Exercise details: Quote each line exactly, from the line that contains "Convert this document image to plain text." down to the last line of the listing, and no other lines.

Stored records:
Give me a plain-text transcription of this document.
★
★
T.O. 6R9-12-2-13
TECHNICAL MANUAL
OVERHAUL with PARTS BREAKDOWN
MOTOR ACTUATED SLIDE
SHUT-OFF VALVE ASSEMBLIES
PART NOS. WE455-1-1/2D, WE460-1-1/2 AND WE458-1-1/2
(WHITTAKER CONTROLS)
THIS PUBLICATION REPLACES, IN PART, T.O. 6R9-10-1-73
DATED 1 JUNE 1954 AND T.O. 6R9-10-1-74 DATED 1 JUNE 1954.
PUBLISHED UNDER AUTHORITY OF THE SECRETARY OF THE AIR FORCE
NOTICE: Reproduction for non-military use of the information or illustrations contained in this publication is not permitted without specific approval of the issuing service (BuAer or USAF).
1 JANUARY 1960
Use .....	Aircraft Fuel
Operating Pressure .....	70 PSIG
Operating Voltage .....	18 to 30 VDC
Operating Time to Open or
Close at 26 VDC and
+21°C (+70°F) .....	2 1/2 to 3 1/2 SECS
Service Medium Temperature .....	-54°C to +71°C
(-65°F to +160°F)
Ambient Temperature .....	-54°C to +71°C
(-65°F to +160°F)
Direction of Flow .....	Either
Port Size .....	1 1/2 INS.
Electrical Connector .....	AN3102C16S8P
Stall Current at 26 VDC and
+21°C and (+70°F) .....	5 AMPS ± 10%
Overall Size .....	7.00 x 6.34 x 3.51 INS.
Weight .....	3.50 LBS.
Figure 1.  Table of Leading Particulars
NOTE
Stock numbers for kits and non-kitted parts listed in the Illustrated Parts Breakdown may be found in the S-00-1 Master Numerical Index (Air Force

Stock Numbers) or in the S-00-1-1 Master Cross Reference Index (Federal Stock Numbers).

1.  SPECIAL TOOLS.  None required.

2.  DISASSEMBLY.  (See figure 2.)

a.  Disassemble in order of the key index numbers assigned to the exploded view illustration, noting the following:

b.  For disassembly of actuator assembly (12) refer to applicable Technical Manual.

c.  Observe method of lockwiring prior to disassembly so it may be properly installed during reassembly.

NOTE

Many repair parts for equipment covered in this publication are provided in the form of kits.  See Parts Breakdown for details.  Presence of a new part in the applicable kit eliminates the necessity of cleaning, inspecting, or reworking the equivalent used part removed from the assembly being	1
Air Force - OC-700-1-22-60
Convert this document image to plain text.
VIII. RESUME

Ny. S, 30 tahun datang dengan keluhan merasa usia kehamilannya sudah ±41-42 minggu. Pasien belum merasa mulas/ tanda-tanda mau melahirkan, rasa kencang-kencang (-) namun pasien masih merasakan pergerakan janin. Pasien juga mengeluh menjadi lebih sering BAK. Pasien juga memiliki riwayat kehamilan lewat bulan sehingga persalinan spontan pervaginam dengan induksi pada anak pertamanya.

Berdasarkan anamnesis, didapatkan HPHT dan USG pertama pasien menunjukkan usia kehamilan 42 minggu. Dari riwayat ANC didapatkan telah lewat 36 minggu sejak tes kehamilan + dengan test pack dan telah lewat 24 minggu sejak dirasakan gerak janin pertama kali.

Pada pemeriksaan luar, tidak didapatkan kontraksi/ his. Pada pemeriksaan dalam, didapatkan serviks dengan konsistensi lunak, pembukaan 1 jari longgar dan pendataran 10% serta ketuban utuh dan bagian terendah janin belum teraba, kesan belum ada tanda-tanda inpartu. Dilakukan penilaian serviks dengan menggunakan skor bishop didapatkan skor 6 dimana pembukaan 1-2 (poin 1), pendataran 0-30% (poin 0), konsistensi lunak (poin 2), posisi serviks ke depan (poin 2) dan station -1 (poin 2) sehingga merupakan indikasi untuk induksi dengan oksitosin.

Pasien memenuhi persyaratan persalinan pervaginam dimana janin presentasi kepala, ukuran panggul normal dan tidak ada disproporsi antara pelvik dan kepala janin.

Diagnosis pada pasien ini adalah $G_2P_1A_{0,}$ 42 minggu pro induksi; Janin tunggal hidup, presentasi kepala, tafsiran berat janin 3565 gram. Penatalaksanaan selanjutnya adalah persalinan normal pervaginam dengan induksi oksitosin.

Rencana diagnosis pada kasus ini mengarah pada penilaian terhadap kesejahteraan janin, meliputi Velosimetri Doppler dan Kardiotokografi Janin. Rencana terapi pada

Output:
Convert this document image to plain text.
VIII. RESUME

Ny. S, 30 tahun datang dengan keluhan merasa usia kehamilannya sudah ±41-42 minggu. Pasien belum merasa mulas/ tanda-tanda mau melahirkan, rasa kencang-kencang (-) namun pasien masih merasakan pergerakan janin. Pasien juga mengeluh menjadi lebih sering BAK. Pasien juga memiliki riwayat kehamilan lewat bulan sehingga persalinan spontan pervaginam dengan induksi pada anak pertamanya.

Berdasarkan anamnesis, didapatkan HPHT dan USG pertama pasien menunjukkan usia kehamilan 42 minggu. Dari riwayat ANC didapatkan telah lewat 36 minggu sejak tes kehamilan + dengan test pack dan telah lewat 24 minggu sejak dirasakan gerak janin pertama kali.

Pada pemeriksaan luar, tidak didapatkan kontraksi/ his. Pada pemeriksaan dalam, didapatkan serviks dengan konsistensi lunak, pembukaan 1 jari longgar dan pendataran 10% serta ketuban utuh dan bagian terendah janin belum teraba, kesan belum ada tanda-tanda inpartu. Dilakukan penilaian serviks dengan menggunakan skor bishop didapatkan skor 6 dimana pembukaan 1-2 (poin 1), pendataran 0-30% (poin 0), konsistensi lunak (poin 2), posisi serviks ke depan (poin 2) dan station -1 (poin 2) sehingga merupakan indikasi untuk induksi dengan oksitosin.

Pasien memenuhi persyaratan persalinan pervaginam dimana janin presentasi kepala, ukuran panggul normal dan tidak ada disproporsi antara pelvik dan kepala janin.

Diagnosis pada pasien ini adalah $G_2P_1A_{0,}$ 42 minggu pro induksi; Janin tunggal hidup, presentasi kepala, tafsiran berat janin 3565 gram. Penatalaksanaan selanjutnya adalah persalinan normal pervaginam dengan induksi oksitosin.

Rencana diagnosis pada kasus ini mengarah pada penilaian terhadap kesejahteraan janin, meliputi Velosimetri Doppler dan Kardiotokografi Janin. Rencana terapi pada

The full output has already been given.